* Instructions for the task
Only the pictures are omitted; repeat all other data exactly.

-=-=-

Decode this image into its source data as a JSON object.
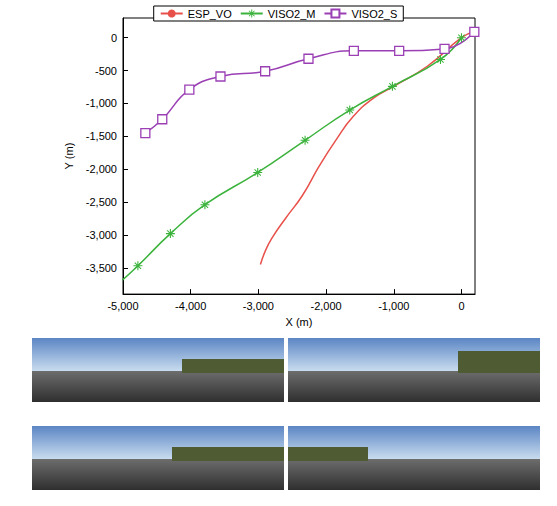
{
  "chart_data": {
    "type": "line",
    "xlabel": "X (m)",
    "ylabel": "Y (m)",
    "xlim": [
      -5000,
      200
    ],
    "xticks": [
      -5000,
      -4000,
      -3000,
      -2000,
      -1000,
      0
    ],
    "ylim": [
      -3900,
      300
    ],
    "yticks": [
      -3500,
      -3000,
      -2500,
      -2000,
      -1500,
      -1000,
      -500,
      0
    ],
    "grid": false,
    "legend": "top",
    "series": [
      {
        "name": "ESP_VO",
        "color": "#e8504a",
        "marker": "none",
        "x": [
          180,
          0,
          -500,
          -1000,
          -1300,
          -1600,
          -1850,
          -2100,
          -2350,
          -2600,
          -2800,
          -2900,
          -2970
        ],
        "values": [
          90,
          0,
          -430,
          -740,
          -920,
          -1200,
          -1550,
          -1950,
          -2400,
          -2750,
          -3050,
          -3250,
          -3450
        ]
      },
      {
        "name": "VISO2_M",
        "color": "#3cb33c",
        "marker": "asterisk",
        "x": [
          0,
          -310,
          -1020,
          -1650,
          -2310,
          -3010,
          -3790,
          -4300,
          -4780,
          -5010
        ],
        "values": [
          0,
          -330,
          -740,
          -1100,
          -1560,
          -2050,
          -2540,
          -2980,
          -3470,
          -3690
        ]
      },
      {
        "name": "VISO2_S",
        "color": "#9b3fb5",
        "marker": "square",
        "x": [
          190,
          -250,
          -920,
          -1590,
          -2260,
          -2900,
          -3560,
          -4020,
          -4420,
          -4670
        ],
        "values": [
          90,
          -170,
          -200,
          -200,
          -320,
          -510,
          -590,
          -790,
          -1240,
          -1450
        ]
      }
    ]
  }
}
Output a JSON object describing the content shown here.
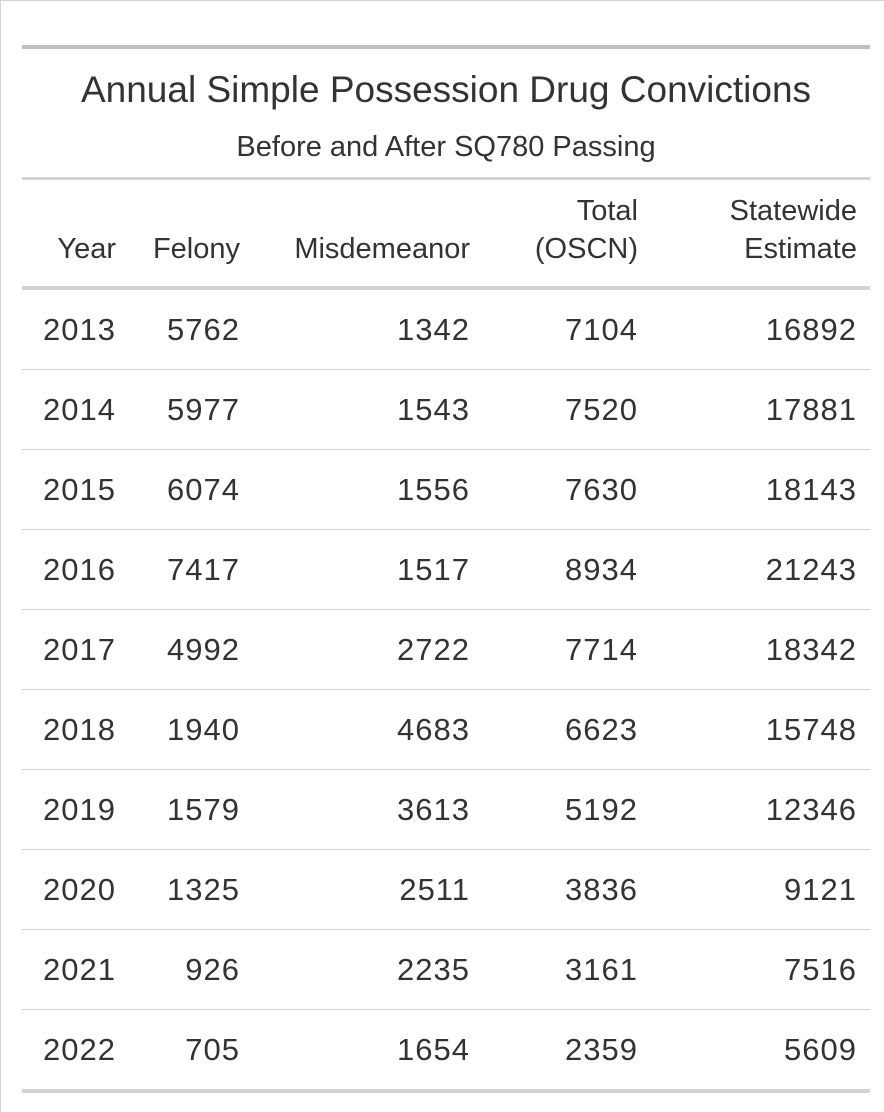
{
  "table": {
    "title": "Annual Simple Possession Drug Convictions",
    "subtitle": "Before and After SQ780 Passing",
    "columns": [
      {
        "line1": "",
        "line2": "Year"
      },
      {
        "line1": "",
        "line2": "Felony"
      },
      {
        "line1": "",
        "line2": "Misdemeanor"
      },
      {
        "line1": "Total",
        "line2": "(OSCN)"
      },
      {
        "line1": "Statewide",
        "line2": "Estimate"
      }
    ],
    "rows": [
      [
        "2013",
        "5762",
        "1342",
        "7104",
        "16892"
      ],
      [
        "2014",
        "5977",
        "1543",
        "7520",
        "17881"
      ],
      [
        "2015",
        "6074",
        "1556",
        "7630",
        "18143"
      ],
      [
        "2016",
        "7417",
        "1517",
        "8934",
        "21243"
      ],
      [
        "2017",
        "4992",
        "2722",
        "7714",
        "18342"
      ],
      [
        "2018",
        "1940",
        "4683",
        "6623",
        "15748"
      ],
      [
        "2019",
        "1579",
        "3613",
        "5192",
        "12346"
      ],
      [
        "2020",
        "1325",
        "2511",
        "3836",
        "9121"
      ],
      [
        "2021",
        "926",
        "2235",
        "3161",
        "7516"
      ],
      [
        "2022",
        "705",
        "1654",
        "2359",
        "5609"
      ]
    ]
  },
  "chart_data": {
    "type": "table",
    "title": "Annual Simple Possession Drug Convictions",
    "subtitle": "Before and After SQ780 Passing",
    "columns": [
      "Year",
      "Felony",
      "Misdemeanor",
      "Total (OSCN)",
      "Statewide Estimate"
    ],
    "rows": [
      [
        2013,
        5762,
        1342,
        7104,
        16892
      ],
      [
        2014,
        5977,
        1543,
        7520,
        17881
      ],
      [
        2015,
        6074,
        1556,
        7630,
        18143
      ],
      [
        2016,
        7417,
        1517,
        8934,
        21243
      ],
      [
        2017,
        4992,
        2722,
        7714,
        18342
      ],
      [
        2018,
        1940,
        4683,
        6623,
        15748
      ],
      [
        2019,
        1579,
        3613,
        5192,
        12346
      ],
      [
        2020,
        1325,
        2511,
        3836,
        9121
      ],
      [
        2021,
        926,
        2235,
        3161,
        7516
      ],
      [
        2022,
        705,
        1654,
        2359,
        5609
      ]
    ]
  }
}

-=-=-

* Finished task
Decode this image into its source data as a JSON object.
{
  "chart_data": {
    "type": "line",
    "xlabel": "X (m)",
    "ylabel": "Y (m)",
    "xlim": [
      -5000,
      200
    ],
    "xticks": [
      -5000,
      -4000,
      -3000,
      -2000,
      -1000,
      0
    ],
    "ylim": [
      -3900,
      300
    ],
    "yticks": [
      -3500,
      -3000,
      -2500,
      -2000,
      -1500,
      -1000,
      -500,
      0
    ],
    "grid": false,
    "legend": "top",
    "series": [
      {
        "name": "ESP_VO",
        "color": "#e8504a",
        "marker": "none",
        "x": [
          180,
          0,
          -500,
          -1000,
          -1300,
          -1600,
          -1850,
          -2100,
          -2350,
          -2600,
          -2800,
          -2900,
          -2970
        ],
        "values": [
          90,
          0,
          -430,
          -740,
          -920,
          -1200,
          -1550,
          -1950,
          -2400,
          -2750,
          -3050,
          -3250,
          -3450
        ]
      },
      {
        "name": "VISO2_M",
        "color": "#3cb33c",
        "marker": "asterisk",
        "x": [
          0,
          -310,
          -1020,
          -1650,
          -2310,
          -3010,
          -3790,
          -4300,
          -4780,
          -5010
        ],
        "values": [
          0,
          -330,
          -740,
          -1100,
          -1560,
          -2050,
          -2540,
          -2980,
          -3470,
          -3690
        ]
      },
      {
        "name": "VISO2_S",
        "color": "#9b3fb5",
        "marker": "square",
        "x": [
          190,
          -250,
          -920,
          -1590,
          -2260,
          -2900,
          -3560,
          -4020,
          -4420,
          -4670
        ],
        "values": [
          90,
          -170,
          -200,
          -200,
          -320,
          -510,
          -590,
          -790,
          -1240,
          -1450
        ]
      }
    ]
  }
}
Output a JSON object describing the content shown here.
{
  "table": {
    "title": "Annual Simple Possession Drug Convictions",
    "subtitle": "Before and After SQ780 Passing",
    "columns": [
      {
        "line1": "",
        "line2": "Year"
      },
      {
        "line1": "",
        "line2": "Felony"
      },
      {
        "line1": "",
        "line2": "Misdemeanor"
      },
      {
        "line1": "Total",
        "line2": "(OSCN)"
      },
      {
        "line1": "Statewide",
        "line2": "Estimate"
      }
    ],
    "rows": [
      [
        "2013",
        "5762",
        "1342",
        "7104",
        "16892"
      ],
      [
        "2014",
        "5977",
        "1543",
        "7520",
        "17881"
      ],
      [
        "2015",
        "6074",
        "1556",
        "7630",
        "18143"
      ],
      [
        "2016",
        "7417",
        "1517",
        "8934",
        "21243"
      ],
      [
        "2017",
        "4992",
        "2722",
        "7714",
        "18342"
      ],
      [
        "2018",
        "1940",
        "4683",
        "6623",
        "15748"
      ],
      [
        "2019",
        "1579",
        "3613",
        "5192",
        "12346"
      ],
      [
        "2020",
        "1325",
        "2511",
        "3836",
        "9121"
      ],
      [
        "2021",
        "926",
        "2235",
        "3161",
        "7516"
      ],
      [
        "2022",
        "705",
        "1654",
        "2359",
        "5609"
      ]
    ]
  },
  "chart_data": {
    "type": "table",
    "title": "Annual Simple Possession Drug Convictions",
    "subtitle": "Before and After SQ780 Passing",
    "columns": [
      "Year",
      "Felony",
      "Misdemeanor",
      "Total (OSCN)",
      "Statewide Estimate"
    ],
    "rows": [
      [
        2013,
        5762,
        1342,
        7104,
        16892
      ],
      [
        2014,
        5977,
        1543,
        7520,
        17881
      ],
      [
        2015,
        6074,
        1556,
        7630,
        18143
      ],
      [
        2016,
        7417,
        1517,
        8934,
        21243
      ],
      [
        2017,
        4992,
        2722,
        7714,
        18342
      ],
      [
        2018,
        1940,
        4683,
        6623,
        15748
      ],
      [
        2019,
        1579,
        3613,
        5192,
        12346
      ],
      [
        2020,
        1325,
        2511,
        3836,
        9121
      ],
      [
        2021,
        926,
        2235,
        3161,
        7516
      ],
      [
        2022,
        705,
        1654,
        2359,
        5609
      ]
    ]
  }
}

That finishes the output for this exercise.